--- DO THIS ---
Find the word "title" in the listing; pull out each line holding it.

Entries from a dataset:
###

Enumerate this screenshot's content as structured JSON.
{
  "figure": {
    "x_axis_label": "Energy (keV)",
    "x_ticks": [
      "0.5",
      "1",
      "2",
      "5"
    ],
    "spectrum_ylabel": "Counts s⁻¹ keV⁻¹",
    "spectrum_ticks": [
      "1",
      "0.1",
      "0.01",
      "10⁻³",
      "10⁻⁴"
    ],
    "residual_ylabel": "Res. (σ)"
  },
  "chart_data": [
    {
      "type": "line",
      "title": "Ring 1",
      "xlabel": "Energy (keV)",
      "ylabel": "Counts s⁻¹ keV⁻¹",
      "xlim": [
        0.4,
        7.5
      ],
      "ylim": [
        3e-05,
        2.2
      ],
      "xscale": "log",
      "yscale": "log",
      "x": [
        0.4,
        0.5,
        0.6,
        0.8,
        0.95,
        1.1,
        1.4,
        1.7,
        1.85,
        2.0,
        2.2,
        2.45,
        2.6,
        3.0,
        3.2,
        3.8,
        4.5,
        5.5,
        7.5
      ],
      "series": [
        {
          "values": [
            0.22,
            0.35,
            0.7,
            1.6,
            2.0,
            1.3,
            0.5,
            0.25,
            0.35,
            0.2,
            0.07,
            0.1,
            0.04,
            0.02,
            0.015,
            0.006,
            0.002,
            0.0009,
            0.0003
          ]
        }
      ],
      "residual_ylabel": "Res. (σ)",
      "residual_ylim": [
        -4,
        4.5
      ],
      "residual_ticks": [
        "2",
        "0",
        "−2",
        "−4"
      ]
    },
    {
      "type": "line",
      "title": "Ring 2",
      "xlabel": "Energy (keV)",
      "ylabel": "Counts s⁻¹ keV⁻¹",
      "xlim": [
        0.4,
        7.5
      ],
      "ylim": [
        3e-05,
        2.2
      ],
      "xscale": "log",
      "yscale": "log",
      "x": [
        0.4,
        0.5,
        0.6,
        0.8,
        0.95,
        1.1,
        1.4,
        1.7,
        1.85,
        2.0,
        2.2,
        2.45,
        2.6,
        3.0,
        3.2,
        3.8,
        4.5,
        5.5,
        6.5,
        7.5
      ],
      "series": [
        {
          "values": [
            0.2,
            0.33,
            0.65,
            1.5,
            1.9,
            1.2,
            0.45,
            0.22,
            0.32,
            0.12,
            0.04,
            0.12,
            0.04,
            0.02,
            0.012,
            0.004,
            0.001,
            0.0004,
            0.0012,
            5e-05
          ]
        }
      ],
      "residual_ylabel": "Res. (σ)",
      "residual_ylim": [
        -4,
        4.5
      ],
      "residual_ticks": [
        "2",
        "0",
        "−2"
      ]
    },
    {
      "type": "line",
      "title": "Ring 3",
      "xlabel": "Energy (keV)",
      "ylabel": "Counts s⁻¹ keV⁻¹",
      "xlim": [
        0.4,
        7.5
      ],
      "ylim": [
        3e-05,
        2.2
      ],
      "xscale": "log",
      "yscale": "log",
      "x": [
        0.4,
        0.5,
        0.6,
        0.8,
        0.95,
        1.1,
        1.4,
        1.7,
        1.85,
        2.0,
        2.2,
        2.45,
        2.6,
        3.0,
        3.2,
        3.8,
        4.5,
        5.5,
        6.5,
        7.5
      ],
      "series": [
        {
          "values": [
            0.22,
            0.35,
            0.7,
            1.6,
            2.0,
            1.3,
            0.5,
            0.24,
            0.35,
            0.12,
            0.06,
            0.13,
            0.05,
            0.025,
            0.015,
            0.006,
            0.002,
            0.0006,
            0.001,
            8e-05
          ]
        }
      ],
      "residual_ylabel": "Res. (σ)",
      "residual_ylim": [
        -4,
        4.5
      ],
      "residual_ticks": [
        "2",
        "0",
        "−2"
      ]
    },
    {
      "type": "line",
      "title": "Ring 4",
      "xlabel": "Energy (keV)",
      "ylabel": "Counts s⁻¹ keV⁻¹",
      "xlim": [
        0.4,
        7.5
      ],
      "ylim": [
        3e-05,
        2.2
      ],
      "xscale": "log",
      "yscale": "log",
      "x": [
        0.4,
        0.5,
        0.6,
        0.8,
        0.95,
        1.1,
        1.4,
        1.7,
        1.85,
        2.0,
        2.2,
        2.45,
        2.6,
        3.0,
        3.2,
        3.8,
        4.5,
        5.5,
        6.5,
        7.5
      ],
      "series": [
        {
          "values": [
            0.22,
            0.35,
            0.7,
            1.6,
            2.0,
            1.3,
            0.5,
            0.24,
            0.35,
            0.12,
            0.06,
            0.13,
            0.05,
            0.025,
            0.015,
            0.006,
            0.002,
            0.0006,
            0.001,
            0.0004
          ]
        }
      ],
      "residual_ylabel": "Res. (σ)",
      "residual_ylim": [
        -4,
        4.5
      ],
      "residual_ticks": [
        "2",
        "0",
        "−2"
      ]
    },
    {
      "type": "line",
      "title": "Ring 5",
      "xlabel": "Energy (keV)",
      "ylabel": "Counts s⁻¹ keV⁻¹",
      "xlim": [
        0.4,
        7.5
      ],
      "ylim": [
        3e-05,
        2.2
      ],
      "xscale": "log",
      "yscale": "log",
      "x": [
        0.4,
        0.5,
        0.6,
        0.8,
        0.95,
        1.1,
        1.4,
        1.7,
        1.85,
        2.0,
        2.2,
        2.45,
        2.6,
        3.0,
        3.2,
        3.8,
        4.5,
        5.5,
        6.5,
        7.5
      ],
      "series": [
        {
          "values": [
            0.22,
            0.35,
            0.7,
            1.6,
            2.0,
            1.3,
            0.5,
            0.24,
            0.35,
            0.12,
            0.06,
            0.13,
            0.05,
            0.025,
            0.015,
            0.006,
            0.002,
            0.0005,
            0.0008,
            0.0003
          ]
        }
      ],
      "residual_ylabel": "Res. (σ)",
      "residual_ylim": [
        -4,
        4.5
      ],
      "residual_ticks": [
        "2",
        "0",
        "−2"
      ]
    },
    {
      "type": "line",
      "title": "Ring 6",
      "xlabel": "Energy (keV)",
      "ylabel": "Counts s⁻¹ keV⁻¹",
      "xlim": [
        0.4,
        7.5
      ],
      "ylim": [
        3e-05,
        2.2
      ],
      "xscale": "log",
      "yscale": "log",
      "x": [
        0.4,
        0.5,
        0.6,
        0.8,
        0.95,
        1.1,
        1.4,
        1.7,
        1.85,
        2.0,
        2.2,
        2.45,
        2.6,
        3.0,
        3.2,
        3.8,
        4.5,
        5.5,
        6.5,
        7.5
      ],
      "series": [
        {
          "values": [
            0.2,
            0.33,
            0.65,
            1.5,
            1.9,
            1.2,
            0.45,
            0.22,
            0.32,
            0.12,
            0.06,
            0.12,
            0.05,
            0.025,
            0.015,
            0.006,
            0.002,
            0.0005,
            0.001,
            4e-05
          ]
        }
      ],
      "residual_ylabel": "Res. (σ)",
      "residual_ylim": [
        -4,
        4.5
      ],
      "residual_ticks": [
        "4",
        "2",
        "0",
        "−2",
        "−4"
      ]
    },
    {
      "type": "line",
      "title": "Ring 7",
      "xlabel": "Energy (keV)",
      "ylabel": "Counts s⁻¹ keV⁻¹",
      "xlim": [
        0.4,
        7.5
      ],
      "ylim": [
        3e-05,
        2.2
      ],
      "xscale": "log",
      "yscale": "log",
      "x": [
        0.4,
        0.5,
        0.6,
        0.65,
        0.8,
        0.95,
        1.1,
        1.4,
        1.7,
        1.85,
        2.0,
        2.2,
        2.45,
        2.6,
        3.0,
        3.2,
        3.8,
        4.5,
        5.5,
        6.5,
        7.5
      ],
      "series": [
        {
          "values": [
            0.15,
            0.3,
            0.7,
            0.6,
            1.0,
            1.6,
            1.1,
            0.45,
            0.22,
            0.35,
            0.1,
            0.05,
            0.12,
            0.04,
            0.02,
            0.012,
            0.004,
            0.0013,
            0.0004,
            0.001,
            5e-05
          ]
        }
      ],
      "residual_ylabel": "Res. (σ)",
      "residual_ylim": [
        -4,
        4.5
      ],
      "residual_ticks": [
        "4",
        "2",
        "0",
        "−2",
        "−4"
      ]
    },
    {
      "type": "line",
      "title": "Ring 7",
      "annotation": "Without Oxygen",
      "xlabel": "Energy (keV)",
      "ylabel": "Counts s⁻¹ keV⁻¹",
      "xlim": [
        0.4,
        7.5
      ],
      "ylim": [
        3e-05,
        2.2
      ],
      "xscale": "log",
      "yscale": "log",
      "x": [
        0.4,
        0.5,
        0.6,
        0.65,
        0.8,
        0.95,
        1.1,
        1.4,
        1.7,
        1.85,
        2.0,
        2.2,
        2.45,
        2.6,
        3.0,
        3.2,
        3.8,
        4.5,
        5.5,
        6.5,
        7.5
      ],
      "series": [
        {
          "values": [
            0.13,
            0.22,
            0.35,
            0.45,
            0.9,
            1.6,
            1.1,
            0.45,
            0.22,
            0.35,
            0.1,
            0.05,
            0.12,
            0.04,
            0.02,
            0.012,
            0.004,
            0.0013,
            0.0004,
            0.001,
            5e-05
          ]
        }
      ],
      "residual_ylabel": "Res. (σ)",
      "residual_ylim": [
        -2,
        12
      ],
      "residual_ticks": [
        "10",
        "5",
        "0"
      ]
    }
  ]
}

###

--- SOLUTION FOR THIS EXERCISE ---
      "title": "Ring 1",
      "title": "Ring 2",
      "title": "Ring 3",
      "title": "Ring 4",
      "title": "Ring 5",
      "title": "Ring 6",
      "title": "Ring 7",
      "title": "Ring 7",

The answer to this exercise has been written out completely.